# [WHAT THIS TASK INVOLVES]
Please determine how many lines of the material include the word "color", and respond with nothing but that number.

─── MATERIAL PROVIDED ───

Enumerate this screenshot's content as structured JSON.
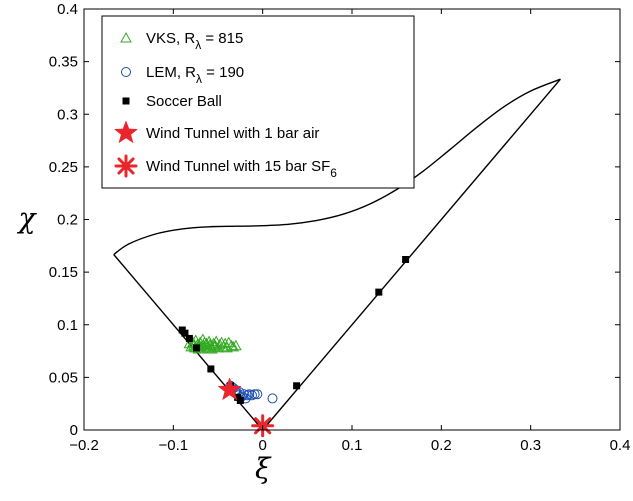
{
  "chart_data": {
    "type": "scatter",
    "xlabel": "ξ",
    "ylabel": "χ",
    "xlim": [
      -0.2,
      0.4
    ],
    "ylim": [
      0,
      0.4
    ],
    "xticks": [
      "−0.2",
      "−0.1",
      "0",
      "0.1",
      "0.2",
      "0.3",
      "0.4"
    ],
    "yticks": [
      "0",
      "0.05",
      "0.1",
      "0.15",
      "0.2",
      "0.25",
      "0.3",
      "0.35",
      "0.4"
    ],
    "grid": false,
    "legend_position": "top-left",
    "boundary": [
      [
        -0.1667,
        0.1667
      ],
      [
        -0.15,
        0.1767
      ],
      [
        -0.12,
        0.1862
      ],
      [
        -0.09,
        0.1911
      ],
      [
        -0.06,
        0.1931
      ],
      [
        -0.03,
        0.1936
      ],
      [
        0.0,
        0.1941
      ],
      [
        0.03,
        0.1955
      ],
      [
        0.06,
        0.199
      ],
      [
        0.09,
        0.205
      ],
      [
        0.12,
        0.2147
      ],
      [
        0.15,
        0.2285
      ],
      [
        0.18,
        0.2462
      ],
      [
        0.21,
        0.2667
      ],
      [
        0.24,
        0.2878
      ],
      [
        0.27,
        0.3071
      ],
      [
        0.3,
        0.3221
      ],
      [
        0.3333,
        0.3333
      ]
    ],
    "boundary_left": [
      [
        -0.1667,
        0.1667
      ],
      [
        0,
        0
      ]
    ],
    "boundary_right": [
      [
        0,
        0
      ],
      [
        0.3333,
        0.3333
      ]
    ],
    "series": [
      {
        "name": "VKS, R",
        "subscript": "λ",
        "suffix": " = 815",
        "marker": "triangle-open",
        "color": "#33aa22",
        "points": [
          [
            -0.082,
            0.082
          ],
          [
            -0.08,
            0.079
          ],
          [
            -0.078,
            0.083
          ],
          [
            -0.076,
            0.078
          ],
          [
            -0.075,
            0.085
          ],
          [
            -0.073,
            0.081
          ],
          [
            -0.072,
            0.077
          ],
          [
            -0.07,
            0.083
          ],
          [
            -0.069,
            0.079
          ],
          [
            -0.067,
            0.086
          ],
          [
            -0.066,
            0.08
          ],
          [
            -0.064,
            0.077
          ],
          [
            -0.063,
            0.082
          ],
          [
            -0.061,
            0.078
          ],
          [
            -0.06,
            0.084
          ],
          [
            -0.058,
            0.08
          ],
          [
            -0.057,
            0.077
          ],
          [
            -0.055,
            0.082
          ],
          [
            -0.054,
            0.079
          ],
          [
            -0.052,
            0.084
          ],
          [
            -0.05,
            0.078
          ],
          [
            -0.048,
            0.081
          ],
          [
            -0.046,
            0.083
          ],
          [
            -0.044,
            0.079
          ],
          [
            -0.042,
            0.082
          ],
          [
            -0.04,
            0.078
          ],
          [
            -0.038,
            0.083
          ],
          [
            -0.035,
            0.08
          ],
          [
            -0.033,
            0.079
          ],
          [
            -0.03,
            0.08
          ],
          [
            -0.077,
            0.08
          ],
          [
            -0.071,
            0.08
          ],
          [
            -0.065,
            0.083
          ],
          [
            -0.059,
            0.081
          ],
          [
            -0.053,
            0.08
          ]
        ]
      },
      {
        "name": "LEM, R",
        "subscript": "λ",
        "suffix": " = 190",
        "marker": "circle-open",
        "color": "#1f4fae",
        "points": [
          [
            -0.036,
            0.042
          ],
          [
            -0.033,
            0.04
          ],
          [
            -0.031,
            0.037
          ],
          [
            -0.029,
            0.035
          ],
          [
            -0.027,
            0.033
          ],
          [
            -0.025,
            0.031
          ],
          [
            -0.023,
            0.032
          ],
          [
            -0.021,
            0.034
          ],
          [
            -0.019,
            0.03
          ],
          [
            -0.017,
            0.033
          ],
          [
            -0.015,
            0.034
          ],
          [
            -0.012,
            0.033
          ],
          [
            -0.009,
            0.034
          ],
          [
            -0.006,
            0.034
          ],
          [
            0.011,
            0.03
          ],
          [
            -0.03,
            0.038
          ],
          [
            -0.026,
            0.036
          ]
        ]
      },
      {
        "name": "Soccer Ball",
        "marker": "square-filled",
        "color": "#000000",
        "points": [
          [
            -0.09,
            0.095
          ],
          [
            -0.087,
            0.092
          ],
          [
            -0.082,
            0.087
          ],
          [
            -0.074,
            0.078
          ],
          [
            -0.058,
            0.058
          ],
          [
            -0.036,
            0.042
          ],
          [
            -0.028,
            0.031
          ],
          [
            -0.025,
            0.028
          ],
          [
            0.038,
            0.042
          ],
          [
            0.13,
            0.131
          ],
          [
            0.16,
            0.162
          ]
        ]
      },
      {
        "name": "Wind Tunnel with 1 bar air",
        "marker": "star-filled",
        "color": "#e8262c",
        "points": [
          [
            -0.037,
            0.038
          ]
        ]
      },
      {
        "name": "Wind Tunnel with 15 bar SF",
        "subscript": "6",
        "marker": "asterisk",
        "color": "#e8262c",
        "points": [
          [
            0.0,
            0.004
          ]
        ]
      }
    ]
  }
}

───

# [RESPONSE TO THE TASK]
5